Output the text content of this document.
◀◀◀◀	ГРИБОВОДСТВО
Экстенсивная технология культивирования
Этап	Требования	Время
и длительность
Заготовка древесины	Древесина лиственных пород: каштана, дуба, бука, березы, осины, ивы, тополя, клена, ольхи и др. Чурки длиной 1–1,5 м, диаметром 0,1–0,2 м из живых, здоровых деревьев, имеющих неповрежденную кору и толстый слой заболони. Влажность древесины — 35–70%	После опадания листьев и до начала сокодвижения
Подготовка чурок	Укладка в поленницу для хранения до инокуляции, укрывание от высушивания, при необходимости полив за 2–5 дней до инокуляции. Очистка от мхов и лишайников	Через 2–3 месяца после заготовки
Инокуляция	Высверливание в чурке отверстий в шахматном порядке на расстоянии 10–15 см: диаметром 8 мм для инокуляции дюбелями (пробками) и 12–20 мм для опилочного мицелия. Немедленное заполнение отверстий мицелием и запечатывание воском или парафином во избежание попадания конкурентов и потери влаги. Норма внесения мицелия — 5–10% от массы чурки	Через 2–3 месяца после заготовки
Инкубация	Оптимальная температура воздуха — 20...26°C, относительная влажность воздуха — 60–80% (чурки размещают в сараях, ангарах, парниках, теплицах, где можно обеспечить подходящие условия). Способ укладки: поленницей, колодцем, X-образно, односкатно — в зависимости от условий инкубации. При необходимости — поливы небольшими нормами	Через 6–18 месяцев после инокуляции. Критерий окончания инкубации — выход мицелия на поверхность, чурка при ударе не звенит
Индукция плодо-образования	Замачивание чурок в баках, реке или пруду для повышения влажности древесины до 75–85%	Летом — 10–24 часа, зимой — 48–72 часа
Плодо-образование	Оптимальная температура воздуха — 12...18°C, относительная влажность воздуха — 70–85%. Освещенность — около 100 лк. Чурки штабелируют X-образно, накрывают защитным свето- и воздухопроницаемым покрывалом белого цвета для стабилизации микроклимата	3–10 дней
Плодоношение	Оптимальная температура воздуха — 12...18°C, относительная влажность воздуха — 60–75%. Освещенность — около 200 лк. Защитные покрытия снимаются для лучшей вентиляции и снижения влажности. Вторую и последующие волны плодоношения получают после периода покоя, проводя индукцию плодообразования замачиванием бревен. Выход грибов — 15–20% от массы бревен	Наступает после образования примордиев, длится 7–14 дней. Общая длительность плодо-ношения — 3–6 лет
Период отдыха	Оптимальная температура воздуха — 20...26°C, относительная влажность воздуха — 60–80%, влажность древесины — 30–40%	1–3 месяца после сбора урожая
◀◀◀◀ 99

→ INSTRUCTIONS FOR THE TASK
Each entry above needs to be retyped exactly.

→ CORRECT RESULT
Output the text content of this document.
◀◀◀◀	ГРИБОВОДСТВО
Экстенсивная технология культивирования
Этап	Требования	Время
и длительность
Заготовка древесины	Древесина лиственных пород: каштана, дуба, бука, березы, осины, ивы, тополя, клена, ольхи и др. Чурки длиной 1–1,5 м, диаметром 0,1–0,2 м из живых, здоровых деревьев, имеющих неповрежденную кору и толстый слой заболони. Влажность древесины — 35–70%	После опадания листьев и до начала сокодвижения
Подготовка чурок	Укладка в поленницу для хранения до инокуляции, укрывание от высушивания, при необходимости полив за 2–5 дней до инокуляции. Очистка от мхов и лишайников	Через 2–3 месяца после заготовки
Инокуляция	Высверливание в чурке отверстий в шахматном порядке на расстоянии 10–15 см: диаметром 8 мм для инокуляции дюбелями (пробками) и 12–20 мм для опилочного мицелия. Немедленное заполнение отверстий мицелием и запечатывание воском или парафином во избежание попадания конкурентов и потери влаги. Норма внесения мицелия — 5–10% от массы чурки	Через 2–3 месяца после заготовки
Инкубация	Оптимальная температура воздуха — 20...26°C, относительная влажность воздуха — 60–80% (чурки размещают в сараях, ангарах, парниках, теплицах, где можно обеспечить подходящие условия). Способ укладки: поленницей, колодцем, X-образно, односкатно — в зависимости от условий инкубации. При необходимости — поливы небольшими нормами	Через 6–18 месяцев после инокуляции. Критерий окончания инкубации — выход мицелия на поверхность, чурка при ударе не звенит
Индукция плодо-образования	Замачивание чурок в баках, реке или пруду для повышения влажности древесины до 75–85%	Летом — 10–24 часа, зимой — 48–72 часа
Плодо-образование	Оптимальная температура воздуха — 12...18°C, относительная влажность воздуха — 70–85%. Освещенность — около 100 лк. Чурки штабелируют X-образно, накрывают защитным свето- и воздухопроницаемым покрывалом белого цвета для стабилизации микроклимата	3–10 дней
Плодоношение	Оптимальная температура воздуха — 12...18°C, относительная влажность воздуха — 60–75%. Освещенность — около 200 лк. Защитные покрытия снимаются для лучшей вентиляции и снижения влажности. Вторую и последующие волны плодоношения получают после периода покоя, проводя индукцию плодообразования замачиванием бревен. Выход грибов — 15–20% от массы бревен	Наступает после образования примордиев, длится 7–14 дней. Общая длительность плодо-ношения — 3–6 лет
Период отдыха	Оптимальная температура воздуха — 20...26°C, относительная влажность воздуха — 60–80%, влажность древесины — 30–40%	1–3 месяца после сбора урожая
◀◀◀◀ 99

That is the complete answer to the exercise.